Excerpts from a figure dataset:
* start *

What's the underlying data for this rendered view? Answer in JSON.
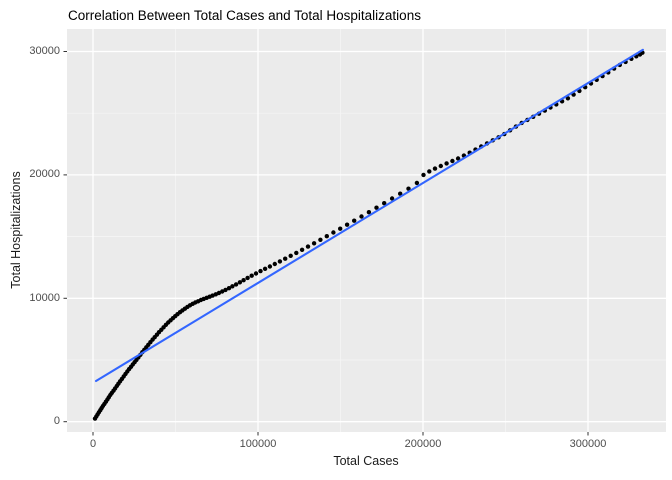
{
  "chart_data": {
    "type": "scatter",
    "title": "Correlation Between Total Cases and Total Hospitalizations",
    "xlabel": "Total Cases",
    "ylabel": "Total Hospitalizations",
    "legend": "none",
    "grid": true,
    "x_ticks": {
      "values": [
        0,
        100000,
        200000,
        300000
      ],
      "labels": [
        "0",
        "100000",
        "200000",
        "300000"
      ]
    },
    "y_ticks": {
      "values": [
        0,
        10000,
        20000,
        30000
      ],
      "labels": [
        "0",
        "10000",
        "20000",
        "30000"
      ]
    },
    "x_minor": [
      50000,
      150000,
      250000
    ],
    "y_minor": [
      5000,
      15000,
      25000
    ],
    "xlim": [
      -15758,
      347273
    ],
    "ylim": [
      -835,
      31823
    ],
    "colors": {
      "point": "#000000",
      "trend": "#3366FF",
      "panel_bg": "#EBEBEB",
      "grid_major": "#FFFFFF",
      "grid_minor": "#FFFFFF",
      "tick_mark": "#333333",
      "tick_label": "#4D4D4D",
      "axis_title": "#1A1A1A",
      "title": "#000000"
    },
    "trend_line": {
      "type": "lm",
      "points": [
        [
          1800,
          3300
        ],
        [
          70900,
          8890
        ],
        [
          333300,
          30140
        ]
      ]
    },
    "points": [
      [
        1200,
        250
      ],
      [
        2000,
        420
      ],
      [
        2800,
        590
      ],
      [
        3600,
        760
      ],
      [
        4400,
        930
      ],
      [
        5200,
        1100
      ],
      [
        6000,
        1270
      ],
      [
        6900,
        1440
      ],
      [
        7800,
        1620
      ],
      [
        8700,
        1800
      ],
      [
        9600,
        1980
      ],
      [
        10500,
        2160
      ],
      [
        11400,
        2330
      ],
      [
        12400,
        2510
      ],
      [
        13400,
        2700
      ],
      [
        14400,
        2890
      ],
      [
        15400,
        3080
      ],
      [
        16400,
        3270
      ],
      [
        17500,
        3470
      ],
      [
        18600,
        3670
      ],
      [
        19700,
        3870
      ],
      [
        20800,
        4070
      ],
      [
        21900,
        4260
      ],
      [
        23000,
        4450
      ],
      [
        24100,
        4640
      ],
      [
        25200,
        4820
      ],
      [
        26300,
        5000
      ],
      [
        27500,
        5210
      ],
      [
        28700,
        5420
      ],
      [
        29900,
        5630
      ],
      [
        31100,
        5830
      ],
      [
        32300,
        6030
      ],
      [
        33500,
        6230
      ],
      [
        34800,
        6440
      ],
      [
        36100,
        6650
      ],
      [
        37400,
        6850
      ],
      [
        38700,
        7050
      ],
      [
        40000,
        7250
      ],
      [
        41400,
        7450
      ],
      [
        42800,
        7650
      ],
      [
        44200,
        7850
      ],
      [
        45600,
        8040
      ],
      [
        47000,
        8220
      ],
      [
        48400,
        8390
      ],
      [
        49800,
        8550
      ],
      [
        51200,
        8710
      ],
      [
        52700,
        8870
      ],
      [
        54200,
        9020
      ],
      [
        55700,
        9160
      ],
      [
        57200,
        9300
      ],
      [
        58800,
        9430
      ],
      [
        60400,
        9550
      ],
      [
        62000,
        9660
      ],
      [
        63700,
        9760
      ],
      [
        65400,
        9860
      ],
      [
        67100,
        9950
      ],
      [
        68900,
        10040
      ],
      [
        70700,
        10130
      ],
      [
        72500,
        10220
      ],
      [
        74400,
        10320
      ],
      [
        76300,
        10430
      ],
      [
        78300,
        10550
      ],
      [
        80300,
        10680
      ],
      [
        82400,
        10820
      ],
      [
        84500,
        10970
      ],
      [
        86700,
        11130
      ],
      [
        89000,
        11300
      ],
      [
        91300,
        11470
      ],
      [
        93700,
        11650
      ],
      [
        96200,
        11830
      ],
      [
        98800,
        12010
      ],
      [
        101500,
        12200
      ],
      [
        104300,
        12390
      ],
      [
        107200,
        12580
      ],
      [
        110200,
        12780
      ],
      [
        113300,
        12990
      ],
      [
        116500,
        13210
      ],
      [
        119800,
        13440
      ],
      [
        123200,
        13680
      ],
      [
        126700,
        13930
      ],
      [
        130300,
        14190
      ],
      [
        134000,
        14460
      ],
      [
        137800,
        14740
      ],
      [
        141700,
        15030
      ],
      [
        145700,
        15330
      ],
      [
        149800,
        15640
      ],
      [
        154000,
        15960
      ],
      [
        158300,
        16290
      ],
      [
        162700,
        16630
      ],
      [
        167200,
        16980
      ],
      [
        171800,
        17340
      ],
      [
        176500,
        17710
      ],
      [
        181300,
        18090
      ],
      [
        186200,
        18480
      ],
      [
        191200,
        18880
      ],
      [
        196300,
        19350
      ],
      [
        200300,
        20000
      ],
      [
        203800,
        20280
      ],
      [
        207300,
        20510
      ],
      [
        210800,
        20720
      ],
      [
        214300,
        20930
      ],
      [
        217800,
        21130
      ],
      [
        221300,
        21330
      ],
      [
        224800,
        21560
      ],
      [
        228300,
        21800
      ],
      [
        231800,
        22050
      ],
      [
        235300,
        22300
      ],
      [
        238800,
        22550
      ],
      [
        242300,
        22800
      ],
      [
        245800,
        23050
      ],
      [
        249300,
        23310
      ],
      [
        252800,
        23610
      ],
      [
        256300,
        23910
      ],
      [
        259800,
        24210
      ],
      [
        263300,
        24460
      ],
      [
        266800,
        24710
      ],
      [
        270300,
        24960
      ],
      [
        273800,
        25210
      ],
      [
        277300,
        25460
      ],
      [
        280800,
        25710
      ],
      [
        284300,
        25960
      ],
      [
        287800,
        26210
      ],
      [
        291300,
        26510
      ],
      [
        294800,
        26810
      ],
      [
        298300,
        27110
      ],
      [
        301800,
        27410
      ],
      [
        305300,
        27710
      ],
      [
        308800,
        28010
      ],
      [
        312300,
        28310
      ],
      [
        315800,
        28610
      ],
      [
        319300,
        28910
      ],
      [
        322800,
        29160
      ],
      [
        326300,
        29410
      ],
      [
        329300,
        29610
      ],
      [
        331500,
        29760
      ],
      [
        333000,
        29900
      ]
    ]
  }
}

* end *

→ WHAT TO PRODUCE: Quote the records above exactly, leaving out any pictures.

→ FULL ANSWER:
What's the underlying data for this rendered view? Answer in JSON.
{
  "chart_data": {
    "type": "scatter",
    "title": "Correlation Between Total Cases and Total Hospitalizations",
    "xlabel": "Total Cases",
    "ylabel": "Total Hospitalizations",
    "legend": "none",
    "grid": true,
    "x_ticks": {
      "values": [
        0,
        100000,
        200000,
        300000
      ],
      "labels": [
        "0",
        "100000",
        "200000",
        "300000"
      ]
    },
    "y_ticks": {
      "values": [
        0,
        10000,
        20000,
        30000
      ],
      "labels": [
        "0",
        "10000",
        "20000",
        "30000"
      ]
    },
    "x_minor": [
      50000,
      150000,
      250000
    ],
    "y_minor": [
      5000,
      15000,
      25000
    ],
    "xlim": [
      -15758,
      347273
    ],
    "ylim": [
      -835,
      31823
    ],
    "colors": {
      "point": "#000000",
      "trend": "#3366FF",
      "panel_bg": "#EBEBEB",
      "grid_major": "#FFFFFF",
      "grid_minor": "#FFFFFF",
      "tick_mark": "#333333",
      "tick_label": "#4D4D4D",
      "axis_title": "#1A1A1A",
      "title": "#000000"
    },
    "trend_line": {
      "type": "lm",
      "points": [
        [
          1800,
          3300
        ],
        [
          70900,
          8890
        ],
        [
          333300,
          30140
        ]
      ]
    },
    "points": [
      [
        1200,
        250
      ],
      [
        2000,
        420
      ],
      [
        2800,
        590
      ],
      [
        3600,
        760
      ],
      [
        4400,
        930
      ],
      [
        5200,
        1100
      ],
      [
        6000,
        1270
      ],
      [
        6900,
        1440
      ],
      [
        7800,
        1620
      ],
      [
        8700,
        1800
      ],
      [
        9600,
        1980
      ],
      [
        10500,
        2160
      ],
      [
        11400,
        2330
      ],
      [
        12400,
        2510
      ],
      [
        13400,
        2700
      ],
      [
        14400,
        2890
      ],
      [
        15400,
        3080
      ],
      [
        16400,
        3270
      ],
      [
        17500,
        3470
      ],
      [
        18600,
        3670
      ],
      [
        19700,
        3870
      ],
      [
        20800,
        4070
      ],
      [
        21900,
        4260
      ],
      [
        23000,
        4450
      ],
      [
        24100,
        4640
      ],
      [
        25200,
        4820
      ],
      [
        26300,
        5000
      ],
      [
        27500,
        5210
      ],
      [
        28700,
        5420
      ],
      [
        29900,
        5630
      ],
      [
        31100,
        5830
      ],
      [
        32300,
        6030
      ],
      [
        33500,
        6230
      ],
      [
        34800,
        6440
      ],
      [
        36100,
        6650
      ],
      [
        37400,
        6850
      ],
      [
        38700,
        7050
      ],
      [
        40000,
        7250
      ],
      [
        41400,
        7450
      ],
      [
        42800,
        7650
      ],
      [
        44200,
        7850
      ],
      [
        45600,
        8040
      ],
      [
        47000,
        8220
      ],
      [
        48400,
        8390
      ],
      [
        49800,
        8550
      ],
      [
        51200,
        8710
      ],
      [
        52700,
        8870
      ],
      [
        54200,
        9020
      ],
      [
        55700,
        9160
      ],
      [
        57200,
        9300
      ],
      [
        58800,
        9430
      ],
      [
        60400,
        9550
      ],
      [
        62000,
        9660
      ],
      [
        63700,
        9760
      ],
      [
        65400,
        9860
      ],
      [
        67100,
        9950
      ],
      [
        68900,
        10040
      ],
      [
        70700,
        10130
      ],
      [
        72500,
        10220
      ],
      [
        74400,
        10320
      ],
      [
        76300,
        10430
      ],
      [
        78300,
        10550
      ],
      [
        80300,
        10680
      ],
      [
        82400,
        10820
      ],
      [
        84500,
        10970
      ],
      [
        86700,
        11130
      ],
      [
        89000,
        11300
      ],
      [
        91300,
        11470
      ],
      [
        93700,
        11650
      ],
      [
        96200,
        11830
      ],
      [
        98800,
        12010
      ],
      [
        101500,
        12200
      ],
      [
        104300,
        12390
      ],
      [
        107200,
        12580
      ],
      [
        110200,
        12780
      ],
      [
        113300,
        12990
      ],
      [
        116500,
        13210
      ],
      [
        119800,
        13440
      ],
      [
        123200,
        13680
      ],
      [
        126700,
        13930
      ],
      [
        130300,
        14190
      ],
      [
        134000,
        14460
      ],
      [
        137800,
        14740
      ],
      [
        141700,
        15030
      ],
      [
        145700,
        15330
      ],
      [
        149800,
        15640
      ],
      [
        154000,
        15960
      ],
      [
        158300,
        16290
      ],
      [
        162700,
        16630
      ],
      [
        167200,
        16980
      ],
      [
        171800,
        17340
      ],
      [
        176500,
        17710
      ],
      [
        181300,
        18090
      ],
      [
        186200,
        18480
      ],
      [
        191200,
        18880
      ],
      [
        196300,
        19350
      ],
      [
        200300,
        20000
      ],
      [
        203800,
        20280
      ],
      [
        207300,
        20510
      ],
      [
        210800,
        20720
      ],
      [
        214300,
        20930
      ],
      [
        217800,
        21130
      ],
      [
        221300,
        21330
      ],
      [
        224800,
        21560
      ],
      [
        228300,
        21800
      ],
      [
        231800,
        22050
      ],
      [
        235300,
        22300
      ],
      [
        238800,
        22550
      ],
      [
        242300,
        22800
      ],
      [
        245800,
        23050
      ],
      [
        249300,
        23310
      ],
      [
        252800,
        23610
      ],
      [
        256300,
        23910
      ],
      [
        259800,
        24210
      ],
      [
        263300,
        24460
      ],
      [
        266800,
        24710
      ],
      [
        270300,
        24960
      ],
      [
        273800,
        25210
      ],
      [
        277300,
        25460
      ],
      [
        280800,
        25710
      ],
      [
        284300,
        25960
      ],
      [
        287800,
        26210
      ],
      [
        291300,
        26510
      ],
      [
        294800,
        26810
      ],
      [
        298300,
        27110
      ],
      [
        301800,
        27410
      ],
      [
        305300,
        27710
      ],
      [
        308800,
        28010
      ],
      [
        312300,
        28310
      ],
      [
        315800,
        28610
      ],
      [
        319300,
        28910
      ],
      [
        322800,
        29160
      ],
      [
        326300,
        29410
      ],
      [
        329300,
        29610
      ],
      [
        331500,
        29760
      ],
      [
        333000,
        29900
      ]
    ]
  }
}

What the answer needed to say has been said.